What this task involves :: Show every line of the records that contains the string "running", matching case exactly.

(Collected data)
** Begin **
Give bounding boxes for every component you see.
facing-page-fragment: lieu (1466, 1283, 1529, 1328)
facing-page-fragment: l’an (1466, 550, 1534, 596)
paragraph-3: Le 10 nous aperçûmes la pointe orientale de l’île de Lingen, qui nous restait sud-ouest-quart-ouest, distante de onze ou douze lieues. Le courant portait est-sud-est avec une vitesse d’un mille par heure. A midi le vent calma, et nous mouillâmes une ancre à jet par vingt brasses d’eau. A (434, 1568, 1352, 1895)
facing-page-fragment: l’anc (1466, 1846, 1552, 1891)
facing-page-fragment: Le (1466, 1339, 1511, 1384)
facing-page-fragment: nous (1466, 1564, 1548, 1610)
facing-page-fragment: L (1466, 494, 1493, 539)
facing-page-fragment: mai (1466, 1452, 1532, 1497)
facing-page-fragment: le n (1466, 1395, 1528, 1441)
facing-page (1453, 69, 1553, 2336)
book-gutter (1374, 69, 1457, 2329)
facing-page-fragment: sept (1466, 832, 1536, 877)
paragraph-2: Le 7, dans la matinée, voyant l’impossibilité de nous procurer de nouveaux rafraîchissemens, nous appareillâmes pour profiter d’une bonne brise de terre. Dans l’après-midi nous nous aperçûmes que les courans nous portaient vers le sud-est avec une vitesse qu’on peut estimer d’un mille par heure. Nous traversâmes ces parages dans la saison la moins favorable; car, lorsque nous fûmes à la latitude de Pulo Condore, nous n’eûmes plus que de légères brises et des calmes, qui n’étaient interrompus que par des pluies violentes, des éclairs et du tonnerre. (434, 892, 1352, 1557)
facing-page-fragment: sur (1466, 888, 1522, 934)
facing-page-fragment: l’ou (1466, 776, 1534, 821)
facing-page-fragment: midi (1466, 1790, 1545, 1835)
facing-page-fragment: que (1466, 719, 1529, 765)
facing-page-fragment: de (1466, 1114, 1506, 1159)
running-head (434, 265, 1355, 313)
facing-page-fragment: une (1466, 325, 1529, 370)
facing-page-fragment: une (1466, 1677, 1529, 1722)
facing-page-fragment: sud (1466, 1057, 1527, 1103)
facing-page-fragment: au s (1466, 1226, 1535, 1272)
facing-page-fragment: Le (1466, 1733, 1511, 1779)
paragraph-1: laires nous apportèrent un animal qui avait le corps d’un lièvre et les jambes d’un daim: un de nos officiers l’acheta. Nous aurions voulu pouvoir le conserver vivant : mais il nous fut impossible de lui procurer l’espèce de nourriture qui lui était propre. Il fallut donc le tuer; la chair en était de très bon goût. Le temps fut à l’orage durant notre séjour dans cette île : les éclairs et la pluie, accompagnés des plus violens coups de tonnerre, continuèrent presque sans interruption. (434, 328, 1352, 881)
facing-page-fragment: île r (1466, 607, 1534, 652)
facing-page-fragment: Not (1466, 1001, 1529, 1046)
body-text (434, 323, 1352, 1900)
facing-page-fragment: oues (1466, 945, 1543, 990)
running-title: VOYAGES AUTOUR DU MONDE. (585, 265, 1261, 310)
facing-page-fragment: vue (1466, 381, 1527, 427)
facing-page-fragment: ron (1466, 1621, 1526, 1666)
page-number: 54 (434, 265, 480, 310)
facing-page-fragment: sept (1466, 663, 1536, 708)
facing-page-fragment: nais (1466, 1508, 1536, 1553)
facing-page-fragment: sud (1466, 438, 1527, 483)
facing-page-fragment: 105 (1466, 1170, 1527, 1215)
** End **
Reply ::
running-head (434, 265, 1355, 313)
running-title: VOYAGES AUTOUR DU MONDE. (585, 265, 1261, 310)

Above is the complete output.